#### [WHAT YOU WILL DO]
- a) In the relationship advice article, copy the passage between "I can almost" and "at them next).", inclusive.
- b) List every flu prevention method named in the relationship advice article.
- c) Pick up the relationship advice article after its last sentence and keep writing it.

#### [DOCUMENT SEGMENT]
+---+

By E.J. Smith | Help

In case you missed the memo, it’s flu season. 90d008a8-409c-46ef-bc53-5dc34b29f06c

I’m not sure what it’s like in your little corner of the internet, but I cannot seem to step out of my house without running into a handful of people who are getting sick, currently sick, have a family member who’s sick, or just go over being sick. While I try to live a healthy lifestyle year round, it’s around this time of year that I really focus on basic preventative measures to keep illness at bay.  I do not have time to be sick.  I’m sure you can commiserate.

Everyone seems to have their favorite prevention methods such as:  getting a flu shot, paying extra attention to hand washing, eating tons of fruits and veggies, and drinking warm teas and soups.

I find the same is true for relationships.  Everyone has their special tips and tricks for keeping their relationships healthy.  So when I started preparing to write for this month’s article, I asked my social media networks to share their best marriage/relationship advice.  I am blessed in the fact that it didn’t take long for the comments and emails to start flowing in.

After reading through every single response, and doing some reflection of my own, I am happy to share with you:

EJ’s Top 6 Tips to Boost Your Relationship’s Immune System NOW. 

 

6. Get rid of the “dog house” mindset.  How many of us have heard the phrase, “He’s in the dog house,” or  “You’re sleeping on the couch tonight!” in pop culture, media, or even from the mouths of friends and family? I’m sure you have.

So here’s the deal… as angry as you might be at your spouse, punishing them is always going to be at odds with cultivating a healthy marriage.  Why, you ask?  Because the ability to inflict punishment, implies the relationship is hierarchical.  Superiors can punish their subordinates.  True equals can’t punish each other.

I can almost hear the person reading this and thinking, “Yeah well what they did to me wasn’t exactly in alignment with a healthy relationship either!” Maybe that’s true.  But the only person you can control right now is you.

And an eye for an eye leaves the whole world blind.  Are you in this for revenge or are you in this because your relationship is worth saving?  (Keep reading… the offending spouse has one directed at them next).

 

5. Stop acting like your spouse has no other choice but to stay with you.  I’m sure we’ve all heard that marriage is supposed to be for life.  And despite the staggering divorce rates, I still believe that a majority of folks enter into the sacrament of marriage with that lifelong intention in their hearts.  In fact, just from reading the comments on EM.com and other faith-based/marriage websites, I know that there are still a decent amount of folks who don’t even believe in divorce.

+---+

#### [GIVEN DATA]
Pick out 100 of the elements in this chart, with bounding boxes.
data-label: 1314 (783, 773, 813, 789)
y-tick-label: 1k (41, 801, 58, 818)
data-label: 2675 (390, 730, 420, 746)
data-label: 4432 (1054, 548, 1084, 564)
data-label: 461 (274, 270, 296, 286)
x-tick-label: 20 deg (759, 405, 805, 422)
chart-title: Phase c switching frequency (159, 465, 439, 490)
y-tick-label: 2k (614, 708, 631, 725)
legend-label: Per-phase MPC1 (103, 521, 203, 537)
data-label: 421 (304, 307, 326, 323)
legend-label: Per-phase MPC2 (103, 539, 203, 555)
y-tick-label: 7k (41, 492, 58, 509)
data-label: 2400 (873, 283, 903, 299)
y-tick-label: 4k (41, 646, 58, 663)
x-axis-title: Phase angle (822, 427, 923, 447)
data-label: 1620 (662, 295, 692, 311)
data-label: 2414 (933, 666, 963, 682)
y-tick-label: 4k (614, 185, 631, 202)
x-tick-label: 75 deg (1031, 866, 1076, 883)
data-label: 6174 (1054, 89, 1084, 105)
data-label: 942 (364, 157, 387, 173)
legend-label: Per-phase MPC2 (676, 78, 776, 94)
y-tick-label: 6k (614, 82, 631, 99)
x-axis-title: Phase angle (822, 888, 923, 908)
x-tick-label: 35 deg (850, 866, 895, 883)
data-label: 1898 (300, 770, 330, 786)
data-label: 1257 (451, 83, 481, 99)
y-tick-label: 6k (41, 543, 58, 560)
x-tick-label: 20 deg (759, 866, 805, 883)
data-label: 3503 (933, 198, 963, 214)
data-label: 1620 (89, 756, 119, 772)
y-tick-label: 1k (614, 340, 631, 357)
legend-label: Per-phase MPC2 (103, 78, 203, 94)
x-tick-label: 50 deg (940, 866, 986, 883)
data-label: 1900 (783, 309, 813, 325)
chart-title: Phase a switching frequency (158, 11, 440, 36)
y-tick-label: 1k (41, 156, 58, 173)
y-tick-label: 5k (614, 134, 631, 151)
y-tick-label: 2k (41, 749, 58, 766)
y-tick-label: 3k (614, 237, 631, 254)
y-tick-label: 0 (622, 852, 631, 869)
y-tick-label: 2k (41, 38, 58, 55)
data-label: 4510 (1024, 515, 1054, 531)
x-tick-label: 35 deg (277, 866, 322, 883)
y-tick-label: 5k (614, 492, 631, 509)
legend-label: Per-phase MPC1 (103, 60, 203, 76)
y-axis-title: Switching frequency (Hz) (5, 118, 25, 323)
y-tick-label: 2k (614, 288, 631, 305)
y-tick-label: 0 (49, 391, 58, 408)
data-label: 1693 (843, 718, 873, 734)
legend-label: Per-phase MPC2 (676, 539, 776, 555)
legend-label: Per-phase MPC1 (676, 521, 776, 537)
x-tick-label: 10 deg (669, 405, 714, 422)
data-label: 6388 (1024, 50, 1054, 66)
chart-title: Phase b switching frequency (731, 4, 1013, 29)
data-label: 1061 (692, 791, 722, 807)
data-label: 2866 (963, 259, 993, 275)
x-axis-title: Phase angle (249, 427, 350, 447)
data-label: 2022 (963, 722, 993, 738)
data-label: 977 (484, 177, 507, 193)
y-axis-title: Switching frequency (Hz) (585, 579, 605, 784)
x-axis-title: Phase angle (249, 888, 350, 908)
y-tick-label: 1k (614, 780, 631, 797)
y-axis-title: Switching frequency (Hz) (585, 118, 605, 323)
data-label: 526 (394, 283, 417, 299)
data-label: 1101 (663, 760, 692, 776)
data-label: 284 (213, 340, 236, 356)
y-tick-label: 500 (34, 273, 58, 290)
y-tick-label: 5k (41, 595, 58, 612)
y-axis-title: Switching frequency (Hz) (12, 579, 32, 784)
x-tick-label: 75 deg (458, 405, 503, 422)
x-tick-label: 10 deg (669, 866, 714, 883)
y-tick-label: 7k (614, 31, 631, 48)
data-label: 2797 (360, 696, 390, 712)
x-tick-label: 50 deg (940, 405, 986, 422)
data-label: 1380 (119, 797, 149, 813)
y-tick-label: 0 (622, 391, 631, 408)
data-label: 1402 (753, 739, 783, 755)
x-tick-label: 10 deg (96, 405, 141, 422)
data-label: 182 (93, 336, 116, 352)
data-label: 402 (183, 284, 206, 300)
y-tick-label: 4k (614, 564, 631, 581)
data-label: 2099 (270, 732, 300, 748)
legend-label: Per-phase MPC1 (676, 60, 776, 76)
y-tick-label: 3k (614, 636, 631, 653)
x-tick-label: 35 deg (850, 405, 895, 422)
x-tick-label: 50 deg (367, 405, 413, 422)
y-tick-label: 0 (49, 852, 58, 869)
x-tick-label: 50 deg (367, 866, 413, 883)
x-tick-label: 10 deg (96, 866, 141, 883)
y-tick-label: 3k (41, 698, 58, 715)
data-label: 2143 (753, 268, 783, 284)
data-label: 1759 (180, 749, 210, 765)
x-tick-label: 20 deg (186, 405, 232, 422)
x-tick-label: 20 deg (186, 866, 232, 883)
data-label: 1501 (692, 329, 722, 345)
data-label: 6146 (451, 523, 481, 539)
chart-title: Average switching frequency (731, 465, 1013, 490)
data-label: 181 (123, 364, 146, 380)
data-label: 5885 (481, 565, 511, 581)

+---+

#### [LIST OF ANSWERS]
- a)
I can almost hear the person reading this and thinking, “Yeah well what they did to me wasn’t exactly in alignment with a healthy relationship either!” Maybe that’s true.  But the only person you can control right now is you.

And an eye for an eye leaves the whole world blind.  Are you in this for revenge or are you in this because your relationship is worth saving?  (Keep reading… the offending spouse has one directed at them next).

- b)
getting a flu shot
paying extra attention to hand washing
eating tons of fruits and veggies
drinking warm teas and soups

- c)
Nevertheless, your spouse did not cash out his/her free-will when s/he said, “I do.”  So it would be really nice if we could cherish and appreciate them for holding on to such beliefs and commitment, rather than seeing it as an invitation to do whatever we like with no fear of the consequences.  Your spouse has a choice.  It would be nice if they didn’t have to feel like an idiot for holding true to their values.

 

4. Stop listening so much to how other people say things should be in your marriage.  Listen more to each other.  Guess which two people know your marriage best?  Not your mother, not your priest/pastor, and definitely not your best friend, and not even your therapist (we only know what you tell us anyway)!  You and your spouse know your relationship better than anyone else.  Moreover, you know your needs and your spouse knows theirs.

As my friend and fellow therapist, Deanna put it, “Listen to your relationship. If something feels out of whack—speak up!”  Not sure how to speak your truth?  EngagedMarriage.com has tons of articles to help you find your voice in their Communication section.

 

3. Family is family.  And your spouse is your family.

No one has to tell me twice that family is important.  I get it.  The piece that I’m also so surprised that people miss is that when you marry someone, they become your family.

I frequently hear “horror stories” from clients about “monster-in-laws” and the tension such toxic relationships create.  I hear stories of spouses standing silently by while their husband or wife endures verbal and emotional abuse at the hand of in-laws or other family members.

I understand respecting one’s elders, and the importance of extended family.  But to whom did you promise your love, your fidelity, and your devotion?  I would not accept abuse from my husband’s family, and I certainly would never expect him to endure it from mine.  FYI:  This also includes not allowing family to bad-mouth your spouse to you.

 

2. Vacuum Naked.  Well that certainly got your attention, didn’t it?  I cannot even begin to take credit for this one.  I got this fantastic and “original” piece of marriage advice from a Chaplain’s wife, who’s been happily married to her husband for 20+ years.

Essentially, don’t forget to be husband and wife for each other just because you are “Mom” and “Dad” to your kids, “Coach” to the local soccer team, and “CEO” to your company.   More importantly, have fun with your relationship! Marriage can be fun, remember?!  Recapture those newlywed days!

 

1. Watch how you speak to and about your spouse: An anecdote.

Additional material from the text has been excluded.